— Data rows —
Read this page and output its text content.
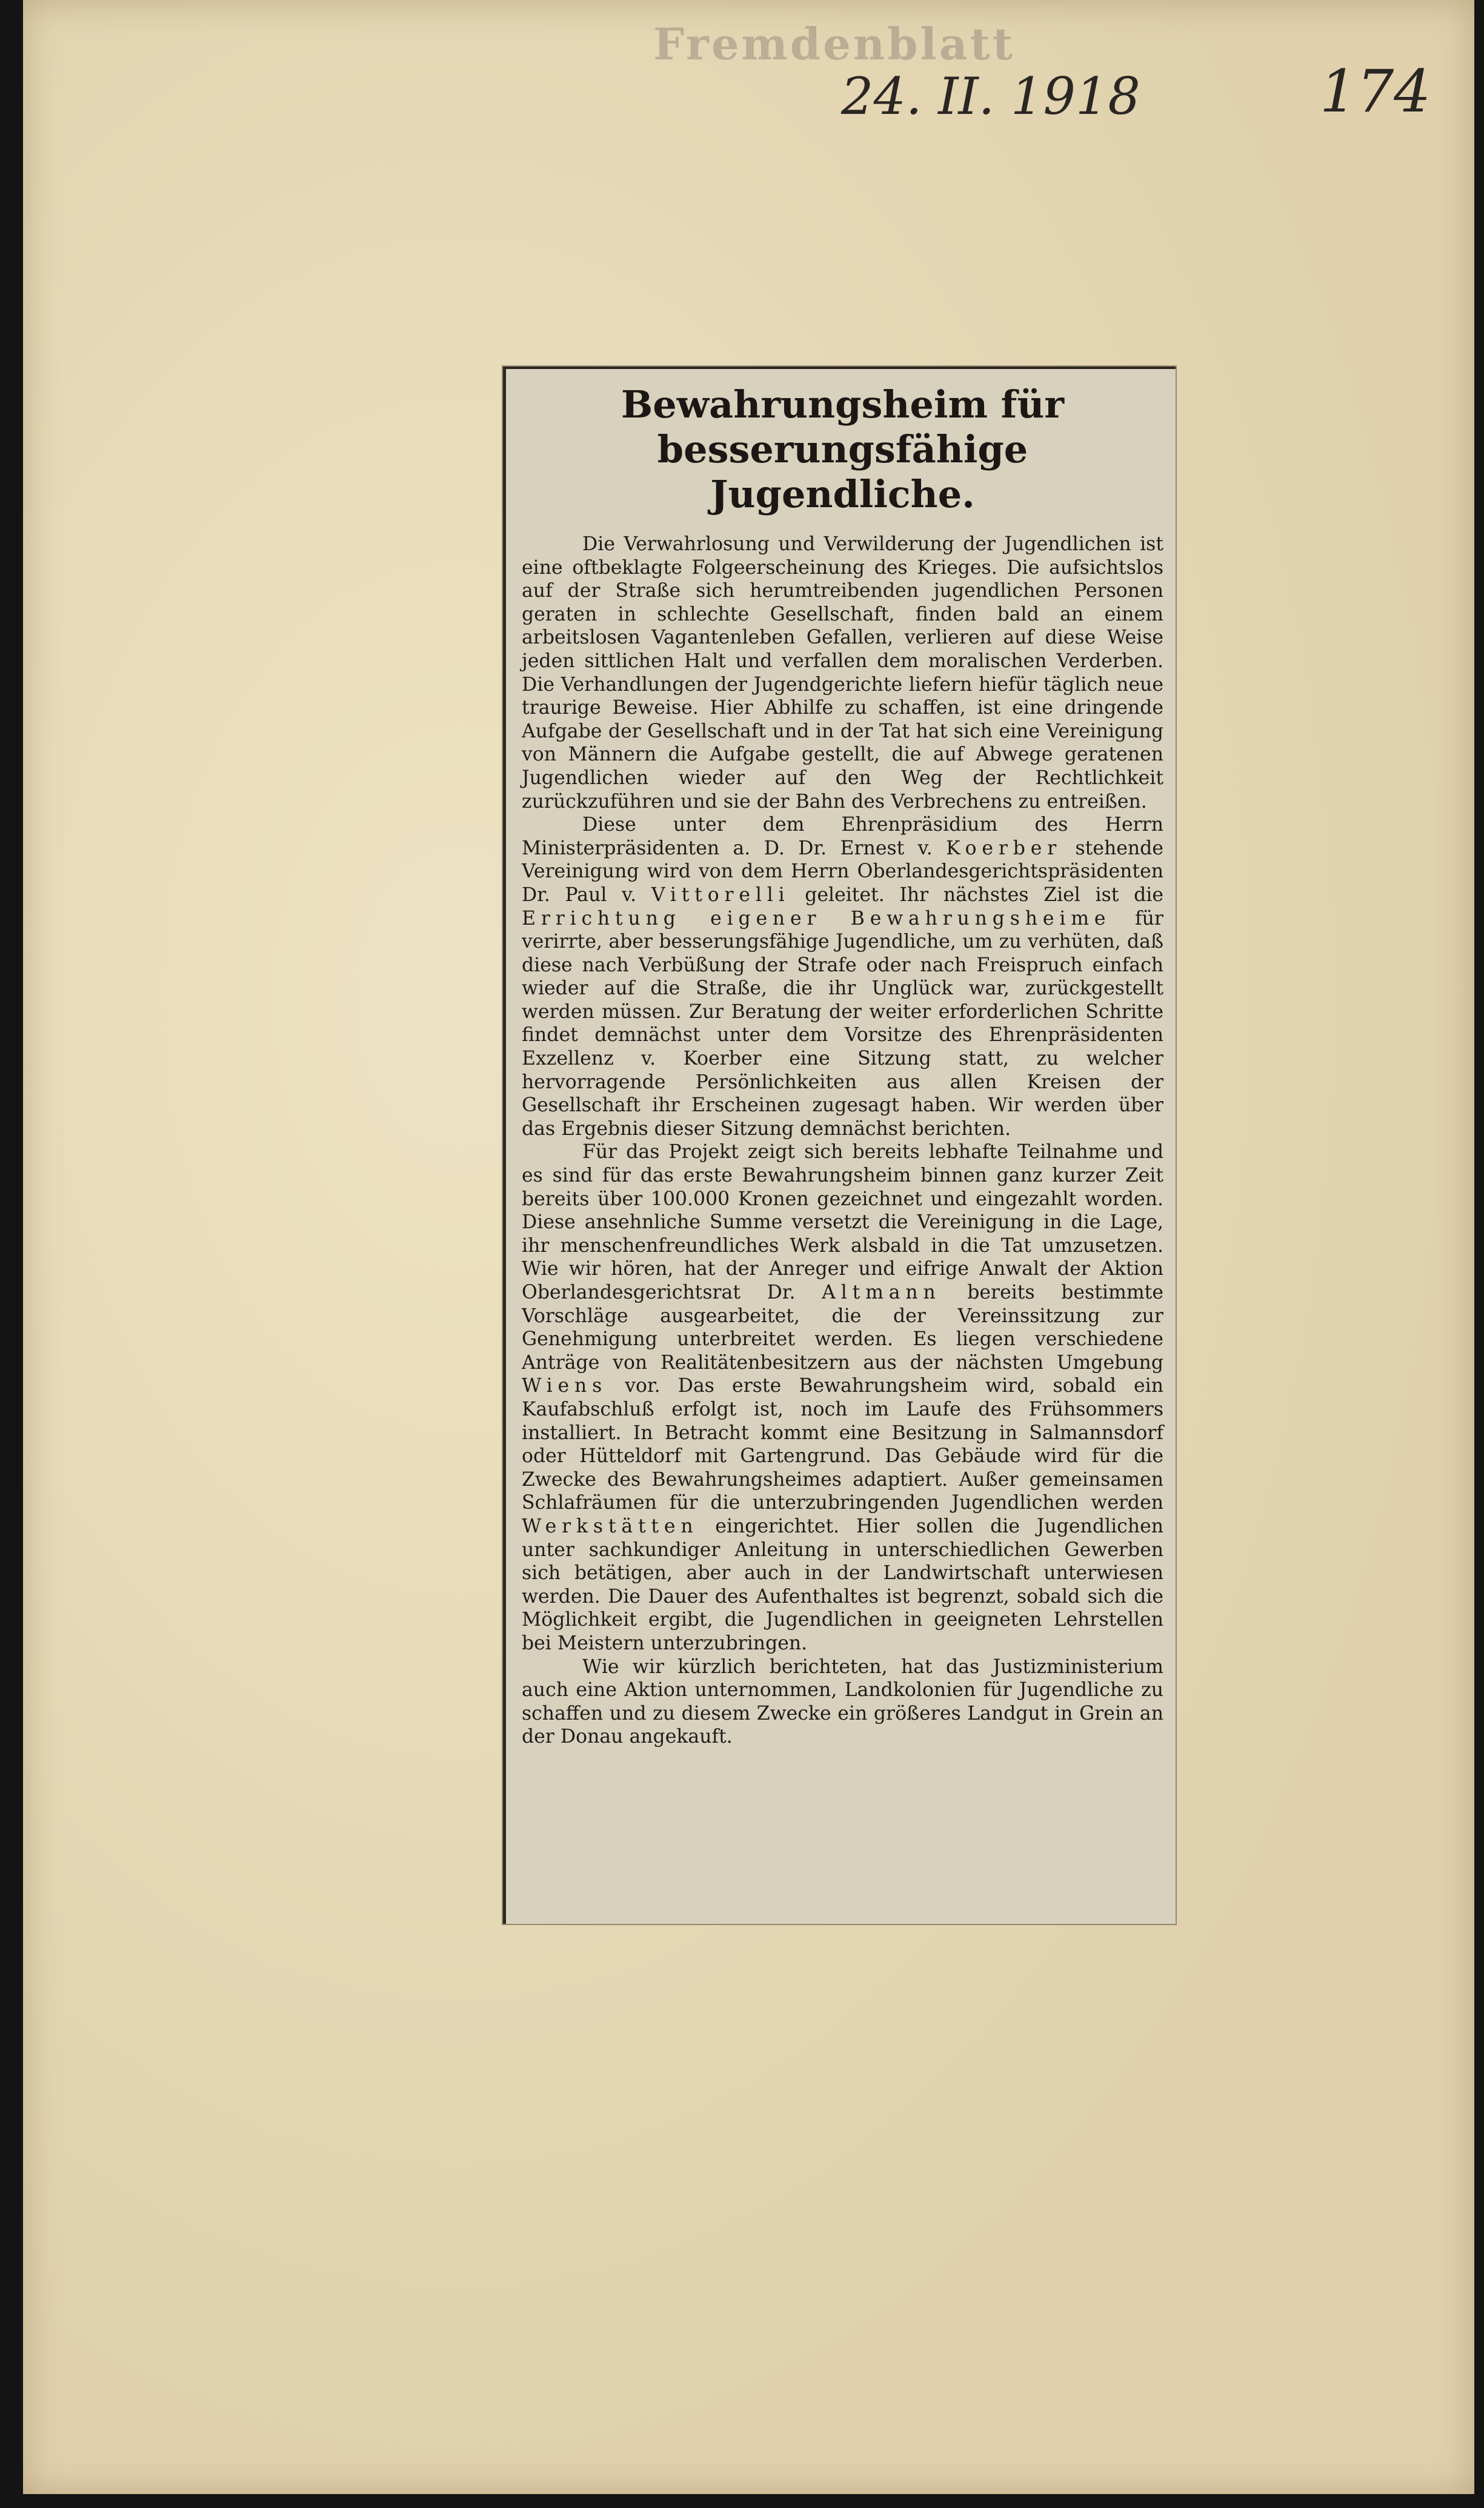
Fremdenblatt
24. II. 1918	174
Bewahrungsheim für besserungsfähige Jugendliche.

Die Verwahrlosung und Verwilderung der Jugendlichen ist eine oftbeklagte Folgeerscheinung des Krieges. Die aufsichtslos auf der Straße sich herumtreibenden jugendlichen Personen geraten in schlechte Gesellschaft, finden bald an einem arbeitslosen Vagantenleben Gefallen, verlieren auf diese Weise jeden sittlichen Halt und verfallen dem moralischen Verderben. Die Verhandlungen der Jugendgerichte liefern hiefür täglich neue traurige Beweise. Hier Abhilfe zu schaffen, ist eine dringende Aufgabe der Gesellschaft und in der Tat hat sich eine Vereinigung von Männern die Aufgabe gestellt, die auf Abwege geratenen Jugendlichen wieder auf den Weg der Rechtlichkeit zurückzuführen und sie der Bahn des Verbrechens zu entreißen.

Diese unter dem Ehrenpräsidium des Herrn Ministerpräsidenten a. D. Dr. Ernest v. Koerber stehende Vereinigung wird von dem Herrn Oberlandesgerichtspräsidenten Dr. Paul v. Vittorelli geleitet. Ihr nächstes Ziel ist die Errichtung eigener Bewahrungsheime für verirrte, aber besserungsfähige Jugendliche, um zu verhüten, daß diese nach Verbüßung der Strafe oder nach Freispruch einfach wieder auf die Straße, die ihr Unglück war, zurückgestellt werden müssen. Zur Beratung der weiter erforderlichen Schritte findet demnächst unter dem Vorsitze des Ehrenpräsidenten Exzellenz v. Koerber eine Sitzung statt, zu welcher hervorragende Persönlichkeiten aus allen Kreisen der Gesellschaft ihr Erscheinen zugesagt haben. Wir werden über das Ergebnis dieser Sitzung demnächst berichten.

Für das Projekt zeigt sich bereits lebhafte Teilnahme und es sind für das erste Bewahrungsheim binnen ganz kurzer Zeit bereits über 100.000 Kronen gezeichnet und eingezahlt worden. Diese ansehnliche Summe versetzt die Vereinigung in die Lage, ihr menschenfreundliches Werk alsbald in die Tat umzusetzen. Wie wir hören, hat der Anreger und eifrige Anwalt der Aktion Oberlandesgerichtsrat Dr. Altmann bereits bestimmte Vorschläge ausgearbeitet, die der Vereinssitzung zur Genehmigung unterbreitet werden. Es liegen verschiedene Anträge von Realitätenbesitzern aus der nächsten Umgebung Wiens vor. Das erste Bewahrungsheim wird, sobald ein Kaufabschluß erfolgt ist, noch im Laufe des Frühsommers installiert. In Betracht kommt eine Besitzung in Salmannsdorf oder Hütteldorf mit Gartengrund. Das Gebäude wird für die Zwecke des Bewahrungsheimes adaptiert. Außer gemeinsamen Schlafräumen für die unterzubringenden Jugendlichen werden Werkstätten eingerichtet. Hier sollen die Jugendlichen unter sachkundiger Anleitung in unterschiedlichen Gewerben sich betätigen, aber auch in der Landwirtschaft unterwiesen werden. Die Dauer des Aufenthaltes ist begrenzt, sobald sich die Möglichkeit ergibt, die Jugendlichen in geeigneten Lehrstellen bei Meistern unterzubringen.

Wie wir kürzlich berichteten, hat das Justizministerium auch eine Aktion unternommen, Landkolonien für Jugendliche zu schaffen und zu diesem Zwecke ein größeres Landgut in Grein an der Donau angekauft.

— Problem details —
Examine the records and report how many lines contain the string "besserungsfähige". Only the number should be given.

— The response —
2